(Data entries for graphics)
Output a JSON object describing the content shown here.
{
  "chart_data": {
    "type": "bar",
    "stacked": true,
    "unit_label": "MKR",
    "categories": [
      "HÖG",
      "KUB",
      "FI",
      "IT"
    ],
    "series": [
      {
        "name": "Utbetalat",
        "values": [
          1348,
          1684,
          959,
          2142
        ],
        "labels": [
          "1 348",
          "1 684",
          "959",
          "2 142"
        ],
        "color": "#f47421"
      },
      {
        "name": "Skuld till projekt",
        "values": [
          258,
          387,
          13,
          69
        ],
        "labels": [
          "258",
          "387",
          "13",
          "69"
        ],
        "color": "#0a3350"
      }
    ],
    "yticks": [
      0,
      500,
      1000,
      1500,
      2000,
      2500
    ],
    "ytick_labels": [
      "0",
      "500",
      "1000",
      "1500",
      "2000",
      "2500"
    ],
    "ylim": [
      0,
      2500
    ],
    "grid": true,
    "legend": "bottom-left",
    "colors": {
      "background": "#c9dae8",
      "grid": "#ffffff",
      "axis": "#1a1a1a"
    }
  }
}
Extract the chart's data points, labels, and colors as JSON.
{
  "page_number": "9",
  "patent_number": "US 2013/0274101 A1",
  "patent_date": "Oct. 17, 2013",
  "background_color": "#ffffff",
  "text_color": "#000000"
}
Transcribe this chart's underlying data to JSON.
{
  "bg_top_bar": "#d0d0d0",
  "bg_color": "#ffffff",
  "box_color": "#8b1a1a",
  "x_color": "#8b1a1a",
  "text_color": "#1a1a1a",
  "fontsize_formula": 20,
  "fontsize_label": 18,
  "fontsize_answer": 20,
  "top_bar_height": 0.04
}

> WHAT IS BEING ASKED: Everything in the listing above should be restated exactly.

> COMPLETE OUTPUT:
Output a JSON object describing the content shown here.
{
  "chart_data": {
    "type": "bar",
    "stacked": true,
    "unit_label": "MKR",
    "categories": [
      "HÖG",
      "KUB",
      "FI",
      "IT"
    ],
    "series": [
      {
        "name": "Utbetalat",
        "values": [
          1348,
          1684,
          959,
          2142
        ],
        "labels": [
          "1 348",
          "1 684",
          "959",
          "2 142"
        ],
        "color": "#f47421"
      },
      {
        "name": "Skuld till projekt",
        "values": [
          258,
          387,
          13,
          69
        ],
        "labels": [
          "258",
          "387",
          "13",
          "69"
        ],
        "color": "#0a3350"
      }
    ],
    "yticks": [
      0,
      500,
      1000,
      1500,
      2000,
      2500
    ],
    "ytick_labels": [
      "0",
      "500",
      "1000",
      "1500",
      "2000",
      "2500"
    ],
    "ylim": [
      0,
      2500
    ],
    "grid": true,
    "legend": "bottom-left",
    "colors": {
      "background": "#c9dae8",
      "grid": "#ffffff",
      "axis": "#1a1a1a"
    }
  }
}
Extract the chart's data points, labels, and colors as JSON.
{
  "page_number": "9",
  "patent_number": "US 2013/0274101 A1",
  "patent_date": "Oct. 17, 2013",
  "background_color": "#ffffff",
  "text_color": "#000000"
}
Transcribe this chart's underlying data to JSON.
{
  "bg_top_bar": "#d0d0d0",
  "bg_color": "#ffffff",
  "box_color": "#8b1a1a",
  "x_color": "#8b1a1a",
  "text_color": "#1a1a1a",
  "fontsize_formula": 20,
  "fontsize_label": 18,
  "fontsize_answer": 20,
  "top_bar_height": 0.04
}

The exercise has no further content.